**Task prompt:**
Please list all lines of the material below in which the string "valmistusaineen" occurs.

**Record excerpts:**
* * *

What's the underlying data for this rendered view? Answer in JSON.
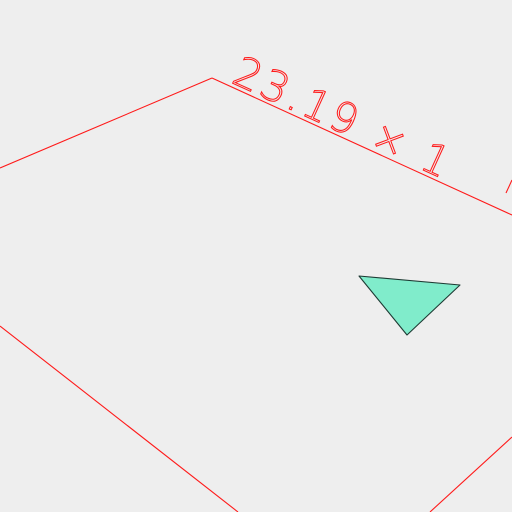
{
  "scene": {
    "background_color": "#eeeeee",
    "outline_color": "#ff1a1a",
    "triangle_fill": "#80eccb",
    "triangle_stroke": "#1d3a33"
  },
  "dimension_label": "23.19 × 1"
}
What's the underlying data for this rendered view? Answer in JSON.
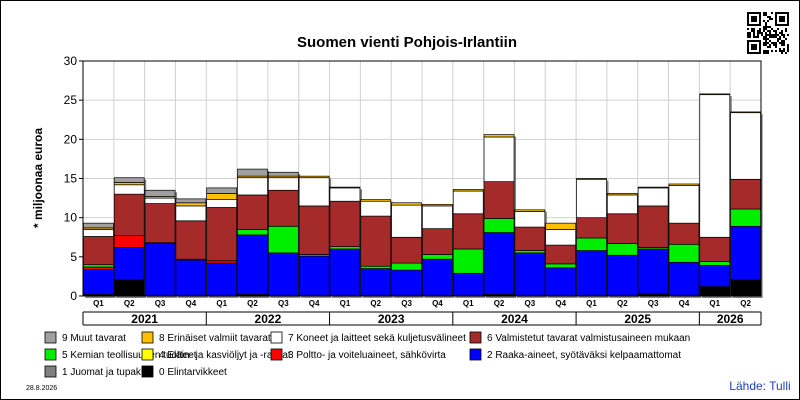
{
  "chart_data": {
    "type": "bar",
    "stacked": true,
    "title": "Suomen vienti Pohjois-Irlantiin",
    "ylabel": "* miljoonaa euroa",
    "ylim": [
      0,
      30
    ],
    "yticks": [
      0,
      5,
      10,
      15,
      20,
      25,
      30
    ],
    "grid": true,
    "categories": [
      "Q1",
      "Q2",
      "Q3",
      "Q4",
      "Q1",
      "Q2",
      "Q3",
      "Q4",
      "Q1",
      "Q2",
      "Q3",
      "Q4",
      "Q1",
      "Q2",
      "Q3",
      "Q4",
      "Q1",
      "Q2",
      "Q3",
      "Q4",
      "Q1",
      "Q2"
    ],
    "years": [
      {
        "label": "2021",
        "start": 0,
        "count": 4
      },
      {
        "label": "2022",
        "start": 4,
        "count": 4
      },
      {
        "label": "2023",
        "start": 8,
        "count": 4
      },
      {
        "label": "2024",
        "start": 12,
        "count": 4
      },
      {
        "label": "2025",
        "start": 16,
        "count": 4
      },
      {
        "label": "2026",
        "start": 20,
        "count": 2
      }
    ],
    "series": [
      {
        "name": "0 Elintarvikkeet",
        "color": "#000000",
        "values": [
          0.2,
          2.1,
          0.1,
          0.1,
          0.1,
          0.2,
          0.1,
          0.1,
          0.1,
          0.1,
          0.1,
          0.1,
          0.1,
          0.2,
          0.1,
          0.1,
          0.1,
          0.1,
          0.3,
          0.1,
          1.2,
          2.1
        ]
      },
      {
        "name": "1 Juomat ja tupakka",
        "color": "#808080",
        "values": [
          0,
          0,
          0,
          0,
          0,
          0,
          0,
          0,
          0,
          0,
          0,
          0,
          0,
          0,
          0,
          0,
          0,
          0,
          0,
          0,
          0,
          0
        ]
      },
      {
        "name": "2 Raaka-aineet, syötäväksi kelpaamattomat",
        "color": "#0000ff",
        "values": [
          3.2,
          4.1,
          6.6,
          4.5,
          4.1,
          7.6,
          5.4,
          5.0,
          5.9,
          3.4,
          3.2,
          4.6,
          2.8,
          7.9,
          5.4,
          3.5,
          5.7,
          5.1,
          5.7,
          4.2,
          2.7,
          6.8
        ]
      },
      {
        "name": "3 Poltto- ja voiteluaineet, sähkövirta",
        "color": "#ff0000",
        "values": [
          0.3,
          1.5,
          0,
          0,
          0.3,
          0,
          0,
          0,
          0,
          0,
          0,
          0,
          0,
          0,
          0,
          0,
          0,
          0,
          0,
          0,
          0,
          0
        ]
      },
      {
        "name": "4 Eläin- ja kasviöljyt ja -rasvat",
        "color": "#ffff00",
        "values": [
          0,
          0,
          0,
          0,
          0,
          0,
          0,
          0,
          0,
          0,
          0,
          0,
          0,
          0,
          0,
          0,
          0,
          0,
          0,
          0,
          0,
          0
        ]
      },
      {
        "name": "5 Kemian teollisuuden tuotteet",
        "color": "#00ee00",
        "values": [
          0.3,
          0,
          0.1,
          0.1,
          0,
          0.7,
          3.4,
          0.2,
          0.3,
          0.3,
          0.9,
          0.6,
          3.1,
          1.8,
          0.3,
          0.5,
          1.6,
          1.5,
          0.2,
          2.3,
          0.5,
          2.2
        ]
      },
      {
        "name": "6 Valmistetut tavarat valmistusaineen mukaan",
        "color": "#a52a2a",
        "values": [
          3.6,
          5.3,
          5.0,
          4.9,
          6.8,
          4.4,
          4.6,
          6.2,
          5.8,
          6.4,
          3.3,
          3.3,
          4.5,
          4.7,
          3.0,
          2.4,
          2.6,
          3.8,
          5.3,
          2.7,
          3.1,
          3.8
        ]
      },
      {
        "name": "7 Koneet ja laitteet sekä kuljetusvälineet",
        "color": "#ffffff",
        "values": [
          0.9,
          1.2,
          0.7,
          1.9,
          1.0,
          2.2,
          1.6,
          3.6,
          1.7,
          1.9,
          4.1,
          2.9,
          2.9,
          5.7,
          2.0,
          2.0,
          4.9,
          2.4,
          2.3,
          4.8,
          18.2,
          8.5
        ]
      },
      {
        "name": "8 Erinäiset valmiit tavarat",
        "color": "#ffc000",
        "values": [
          0.2,
          0.3,
          0.2,
          0.4,
          0.8,
          0.2,
          0.2,
          0.2,
          0.1,
          0.2,
          0.3,
          0.2,
          0.2,
          0.3,
          0.2,
          0.8,
          0.1,
          0.2,
          0.1,
          0.2,
          0.1,
          0.1
        ]
      },
      {
        "name": "9 Muut tavarat",
        "color": "#a0a0a0",
        "values": [
          0.6,
          0.6,
          0.8,
          0.5,
          0.7,
          0.9,
          0.5,
          0,
          0,
          0,
          0,
          0,
          0,
          0,
          0,
          0,
          0,
          0,
          0,
          0,
          0,
          0
        ]
      }
    ],
    "legend_rows": [
      [
        "9 Muut tavarat",
        "8 Erinäiset valmiit tavarat",
        "7 Koneet ja laitteet sekä kuljetusvälineet",
        "6 Valmistetut tavarat valmistusaineen mukaan"
      ],
      [
        "5 Kemian teollisuuden tuotteet",
        "4 Eläin- ja kasviöljyt ja -rasvat",
        "3 Poltto- ja voiteluaineet, sähkövirta",
        "2 Raaka-aineet, syötäväksi kelpaamattomat"
      ],
      [
        "1 Juomat ja tupakka",
        "0 Elintarvikkeet"
      ]
    ],
    "legend_placement": "bottom"
  },
  "footer": {
    "date": "28.8.2026",
    "source": "Lähde: Tulli"
  },
  "qr_icon": "qr-code-icon"
}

* * *

**Exercise output:**
        "name": "6 Valmistetut tavarat valmistusaineen mukaan",
        "6 Valmistetut tavarat valmistusaineen mukaan"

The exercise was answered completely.